◆ **WHAT TO DO**
Output the material beneath exactly, leaving nothing out.

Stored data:
*****

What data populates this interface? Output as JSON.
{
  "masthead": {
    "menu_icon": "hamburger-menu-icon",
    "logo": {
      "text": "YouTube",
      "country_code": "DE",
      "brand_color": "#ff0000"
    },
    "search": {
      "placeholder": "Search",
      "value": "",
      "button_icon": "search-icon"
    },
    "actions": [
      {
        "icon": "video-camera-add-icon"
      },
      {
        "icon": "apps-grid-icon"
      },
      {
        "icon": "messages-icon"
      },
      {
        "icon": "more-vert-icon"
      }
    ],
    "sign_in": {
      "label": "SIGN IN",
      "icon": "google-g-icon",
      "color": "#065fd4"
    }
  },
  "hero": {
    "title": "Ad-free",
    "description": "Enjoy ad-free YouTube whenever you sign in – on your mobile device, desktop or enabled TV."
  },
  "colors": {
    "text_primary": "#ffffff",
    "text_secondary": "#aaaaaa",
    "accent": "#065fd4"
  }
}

*****

◆ **ANSWER FOR THE TASK**
What data populates this interface? Output as JSON.
{
  "masthead": {
    "menu_icon": "hamburger-menu-icon",
    "logo": {
      "text": "YouTube",
      "country_code": "DE",
      "brand_color": "#ff0000"
    },
    "search": {
      "placeholder": "Search",
      "value": "",
      "button_icon": "search-icon"
    },
    "actions": [
      {
        "icon": "video-camera-add-icon"
      },
      {
        "icon": "apps-grid-icon"
      },
      {
        "icon": "messages-icon"
      },
      {
        "icon": "more-vert-icon"
      }
    ],
    "sign_in": {
      "label": "SIGN IN",
      "icon": "google-g-icon",
      "color": "#065fd4"
    }
  },
  "hero": {
    "title": "Ad-free",
    "description": "Enjoy ad-free YouTube whenever you sign in – on your mobile device, desktop or enabled TV."
  },
  "colors": {
    "text_primary": "#ffffff",
    "text_secondary": "#aaaaaa",
    "accent": "#065fd4"
  }
}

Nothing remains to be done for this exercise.